## begin Records for processing

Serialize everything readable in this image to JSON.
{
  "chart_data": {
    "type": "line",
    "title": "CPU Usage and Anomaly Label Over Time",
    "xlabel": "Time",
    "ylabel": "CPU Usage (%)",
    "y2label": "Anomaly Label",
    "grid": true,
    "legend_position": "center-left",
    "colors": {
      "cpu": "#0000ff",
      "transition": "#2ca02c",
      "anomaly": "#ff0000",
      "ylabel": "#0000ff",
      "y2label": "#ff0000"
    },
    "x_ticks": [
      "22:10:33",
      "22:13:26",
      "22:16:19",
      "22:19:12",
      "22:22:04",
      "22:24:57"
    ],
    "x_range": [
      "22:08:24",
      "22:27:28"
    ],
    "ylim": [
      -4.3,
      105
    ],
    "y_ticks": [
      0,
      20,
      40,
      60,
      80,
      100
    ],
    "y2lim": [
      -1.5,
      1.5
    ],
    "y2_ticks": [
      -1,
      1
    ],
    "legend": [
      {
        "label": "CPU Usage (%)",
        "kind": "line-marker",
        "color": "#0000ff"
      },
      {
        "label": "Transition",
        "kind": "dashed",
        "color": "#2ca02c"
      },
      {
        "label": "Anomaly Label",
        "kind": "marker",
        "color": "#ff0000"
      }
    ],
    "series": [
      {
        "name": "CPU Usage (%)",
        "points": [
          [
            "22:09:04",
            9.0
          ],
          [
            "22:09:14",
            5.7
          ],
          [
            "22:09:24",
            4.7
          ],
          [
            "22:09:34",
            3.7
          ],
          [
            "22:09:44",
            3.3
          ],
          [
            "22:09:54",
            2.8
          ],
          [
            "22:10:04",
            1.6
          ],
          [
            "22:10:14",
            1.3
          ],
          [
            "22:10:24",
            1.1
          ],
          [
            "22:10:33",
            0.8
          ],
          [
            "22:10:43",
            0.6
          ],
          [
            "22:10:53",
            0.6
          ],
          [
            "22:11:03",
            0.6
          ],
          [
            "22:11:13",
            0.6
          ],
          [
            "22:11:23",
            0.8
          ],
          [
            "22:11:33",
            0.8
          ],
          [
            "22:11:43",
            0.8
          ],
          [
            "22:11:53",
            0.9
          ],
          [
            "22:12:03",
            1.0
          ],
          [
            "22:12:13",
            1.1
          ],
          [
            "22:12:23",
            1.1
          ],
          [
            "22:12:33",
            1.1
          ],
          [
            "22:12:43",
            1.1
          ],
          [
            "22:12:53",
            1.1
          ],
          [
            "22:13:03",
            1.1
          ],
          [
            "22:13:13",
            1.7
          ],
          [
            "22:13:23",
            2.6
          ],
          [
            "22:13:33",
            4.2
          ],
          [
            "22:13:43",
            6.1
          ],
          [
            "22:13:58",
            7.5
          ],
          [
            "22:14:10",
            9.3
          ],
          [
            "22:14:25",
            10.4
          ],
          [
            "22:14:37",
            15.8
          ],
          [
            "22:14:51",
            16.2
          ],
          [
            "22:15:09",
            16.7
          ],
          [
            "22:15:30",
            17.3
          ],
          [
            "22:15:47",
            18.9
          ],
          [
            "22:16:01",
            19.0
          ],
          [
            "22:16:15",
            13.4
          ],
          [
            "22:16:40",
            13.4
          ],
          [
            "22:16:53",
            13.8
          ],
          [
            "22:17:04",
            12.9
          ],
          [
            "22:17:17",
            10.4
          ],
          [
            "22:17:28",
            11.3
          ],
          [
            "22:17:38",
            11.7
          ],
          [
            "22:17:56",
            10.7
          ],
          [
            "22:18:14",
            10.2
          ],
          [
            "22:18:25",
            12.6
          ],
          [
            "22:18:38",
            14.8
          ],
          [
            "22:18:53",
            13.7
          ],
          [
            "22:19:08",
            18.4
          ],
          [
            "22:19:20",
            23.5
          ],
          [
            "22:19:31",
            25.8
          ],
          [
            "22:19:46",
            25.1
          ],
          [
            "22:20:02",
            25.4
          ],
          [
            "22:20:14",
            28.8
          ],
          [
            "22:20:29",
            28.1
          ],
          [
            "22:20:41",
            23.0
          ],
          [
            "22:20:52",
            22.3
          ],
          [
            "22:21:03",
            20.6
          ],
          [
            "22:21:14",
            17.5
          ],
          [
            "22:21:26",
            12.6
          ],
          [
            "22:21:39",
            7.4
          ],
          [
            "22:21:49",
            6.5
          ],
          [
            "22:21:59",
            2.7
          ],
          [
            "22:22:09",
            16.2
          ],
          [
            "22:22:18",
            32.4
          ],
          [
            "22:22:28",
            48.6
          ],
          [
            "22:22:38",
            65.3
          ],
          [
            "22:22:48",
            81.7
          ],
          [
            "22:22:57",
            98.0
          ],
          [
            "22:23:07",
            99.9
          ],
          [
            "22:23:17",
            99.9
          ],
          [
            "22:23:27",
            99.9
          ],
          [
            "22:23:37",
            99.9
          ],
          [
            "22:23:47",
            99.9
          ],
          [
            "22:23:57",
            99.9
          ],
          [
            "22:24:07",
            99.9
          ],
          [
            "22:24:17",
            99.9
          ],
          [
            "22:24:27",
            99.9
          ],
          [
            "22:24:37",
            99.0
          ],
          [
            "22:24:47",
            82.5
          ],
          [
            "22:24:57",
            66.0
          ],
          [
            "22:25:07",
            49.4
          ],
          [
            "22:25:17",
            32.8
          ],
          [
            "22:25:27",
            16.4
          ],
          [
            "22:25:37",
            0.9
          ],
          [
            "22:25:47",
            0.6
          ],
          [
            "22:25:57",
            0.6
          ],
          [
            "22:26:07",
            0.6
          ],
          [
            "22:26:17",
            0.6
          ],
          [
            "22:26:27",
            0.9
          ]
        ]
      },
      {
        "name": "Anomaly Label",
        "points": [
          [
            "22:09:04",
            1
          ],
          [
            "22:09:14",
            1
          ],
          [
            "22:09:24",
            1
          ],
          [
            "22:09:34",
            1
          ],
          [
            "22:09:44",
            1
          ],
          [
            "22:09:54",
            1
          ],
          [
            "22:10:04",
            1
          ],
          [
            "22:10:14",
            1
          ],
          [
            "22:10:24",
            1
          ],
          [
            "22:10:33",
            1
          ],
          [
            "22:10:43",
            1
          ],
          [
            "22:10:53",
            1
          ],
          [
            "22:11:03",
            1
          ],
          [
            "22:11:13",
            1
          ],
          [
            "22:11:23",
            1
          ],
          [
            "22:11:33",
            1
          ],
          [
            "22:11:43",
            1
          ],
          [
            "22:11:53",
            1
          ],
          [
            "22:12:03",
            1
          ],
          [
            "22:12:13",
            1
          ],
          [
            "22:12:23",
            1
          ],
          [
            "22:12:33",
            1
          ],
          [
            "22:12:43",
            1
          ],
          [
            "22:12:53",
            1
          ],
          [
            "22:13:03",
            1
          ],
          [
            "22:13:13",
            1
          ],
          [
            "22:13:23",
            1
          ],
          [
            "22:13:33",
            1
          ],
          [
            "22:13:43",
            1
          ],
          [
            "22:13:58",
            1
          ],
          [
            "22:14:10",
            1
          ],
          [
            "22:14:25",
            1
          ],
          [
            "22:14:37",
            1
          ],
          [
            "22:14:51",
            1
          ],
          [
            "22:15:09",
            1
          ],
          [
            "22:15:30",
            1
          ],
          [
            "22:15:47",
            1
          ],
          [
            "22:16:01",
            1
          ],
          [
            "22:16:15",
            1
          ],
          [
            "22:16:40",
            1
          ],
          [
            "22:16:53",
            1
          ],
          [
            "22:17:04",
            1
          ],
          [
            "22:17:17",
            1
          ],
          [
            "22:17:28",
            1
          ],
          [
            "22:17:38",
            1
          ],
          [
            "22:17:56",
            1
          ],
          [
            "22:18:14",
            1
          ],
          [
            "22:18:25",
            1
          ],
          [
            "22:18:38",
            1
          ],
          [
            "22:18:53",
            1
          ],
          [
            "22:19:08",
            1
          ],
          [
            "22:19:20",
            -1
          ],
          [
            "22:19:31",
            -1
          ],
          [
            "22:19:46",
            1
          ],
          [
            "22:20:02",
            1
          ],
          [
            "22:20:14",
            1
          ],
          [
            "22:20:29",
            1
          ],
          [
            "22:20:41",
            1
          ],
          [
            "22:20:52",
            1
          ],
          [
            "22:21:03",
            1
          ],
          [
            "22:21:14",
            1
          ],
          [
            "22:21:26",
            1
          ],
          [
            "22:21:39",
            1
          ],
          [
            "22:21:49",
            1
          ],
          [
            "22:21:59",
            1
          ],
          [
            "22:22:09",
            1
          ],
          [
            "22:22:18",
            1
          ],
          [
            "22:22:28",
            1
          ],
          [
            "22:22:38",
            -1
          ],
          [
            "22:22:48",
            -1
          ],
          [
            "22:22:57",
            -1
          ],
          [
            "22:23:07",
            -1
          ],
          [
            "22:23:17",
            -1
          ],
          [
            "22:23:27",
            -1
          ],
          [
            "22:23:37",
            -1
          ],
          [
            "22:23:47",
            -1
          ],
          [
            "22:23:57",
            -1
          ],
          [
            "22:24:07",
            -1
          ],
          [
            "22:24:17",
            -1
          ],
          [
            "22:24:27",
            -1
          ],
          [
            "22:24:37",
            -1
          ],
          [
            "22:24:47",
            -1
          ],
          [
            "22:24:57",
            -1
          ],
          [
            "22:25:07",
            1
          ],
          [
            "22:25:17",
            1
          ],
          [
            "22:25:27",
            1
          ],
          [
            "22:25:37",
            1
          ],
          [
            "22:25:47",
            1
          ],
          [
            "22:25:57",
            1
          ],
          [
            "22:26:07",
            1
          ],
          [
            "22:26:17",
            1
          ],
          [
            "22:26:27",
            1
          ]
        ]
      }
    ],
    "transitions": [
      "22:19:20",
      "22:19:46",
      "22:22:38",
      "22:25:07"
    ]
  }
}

## end Records for processing

> [Task prompt]: Check each line above for the string "kind", then copy the ones that have it.

> [Solution to this problem]:
        "kind": "line-marker",
        "kind": "dashed",
        "kind": "marker",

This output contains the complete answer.